Begin

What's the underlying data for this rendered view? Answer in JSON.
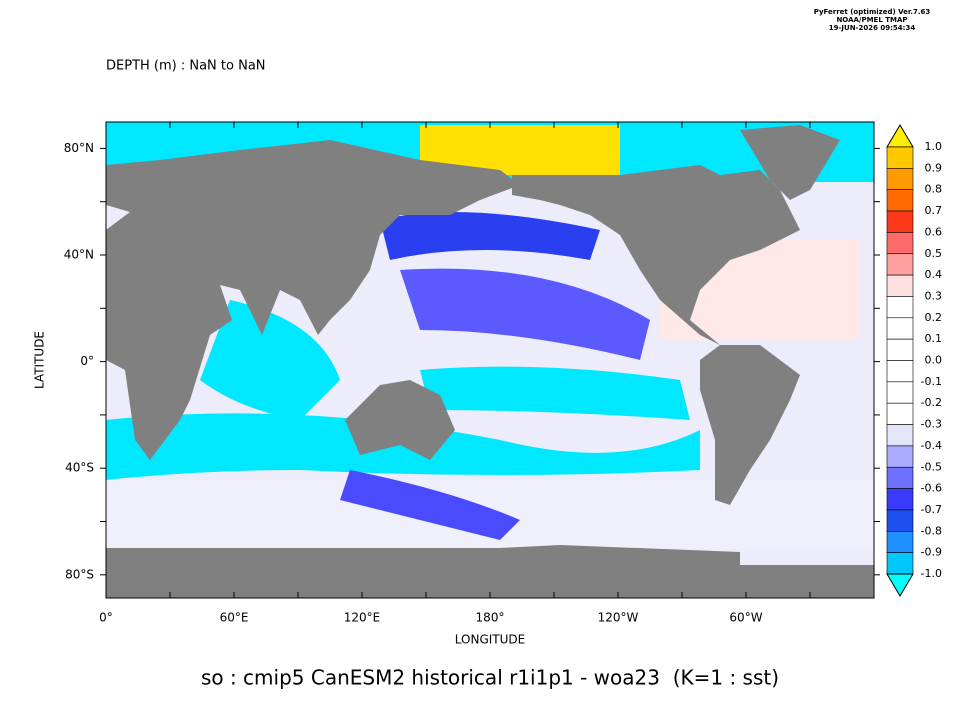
{
  "header": {
    "program": "PyFerret (optimized) Ver.7.63",
    "source": "NOAA/PMEL TMAP",
    "timestamp": "19-JUN-2026 09:54:34"
  },
  "title": "DEPTH (m) : NaN to NaN",
  "map": {
    "xlabel": "LONGITUDE",
    "ylabel": "LATITUDE",
    "xticks": [
      "0°",
      "60°E",
      "120°E",
      "180°",
      "120°W",
      "60°W"
    ],
    "yticks": [
      "80°N",
      "40°N",
      "0°",
      "40°S",
      "80°S"
    ]
  },
  "colorbar": {
    "labels": [
      "1.0",
      "0.9",
      "0.8",
      "0.7",
      "0.6",
      "0.5",
      "0.4",
      "0.3",
      "0.2",
      "0.1",
      "0.0",
      "-0.1",
      "-0.2",
      "-0.3",
      "-0.4",
      "-0.5",
      "-0.6",
      "-0.7",
      "-0.8",
      "-0.9",
      "-1.0"
    ]
  },
  "caption": "so : cmip5 CanESM2 historical r1i1p1 - woa23  (K=1 : sst)"
}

End

§ What this task involves:
Restate the records above in full, word for word. Keep pictures out.

§ Reply to the exercise:
What's the underlying data for this rendered view? Answer in JSON.
{
  "header": {
    "program": "PyFerret (optimized) Ver.7.63",
    "source": "NOAA/PMEL TMAP",
    "timestamp": "19-JUN-2026 09:54:34"
  },
  "title": "DEPTH (m) : NaN to NaN",
  "map": {
    "xlabel": "LONGITUDE",
    "ylabel": "LATITUDE",
    "xticks": [
      "0°",
      "60°E",
      "120°E",
      "180°",
      "120°W",
      "60°W"
    ],
    "yticks": [
      "80°N",
      "40°N",
      "0°",
      "40°S",
      "80°S"
    ]
  },
  "colorbar": {
    "labels": [
      "1.0",
      "0.9",
      "0.8",
      "0.7",
      "0.6",
      "0.5",
      "0.4",
      "0.3",
      "0.2",
      "0.1",
      "0.0",
      "-0.1",
      "-0.2",
      "-0.3",
      "-0.4",
      "-0.5",
      "-0.6",
      "-0.7",
      "-0.8",
      "-0.9",
      "-1.0"
    ]
  },
  "caption": "so : cmip5 CanESM2 historical r1i1p1 - woa23  (K=1 : sst)"
}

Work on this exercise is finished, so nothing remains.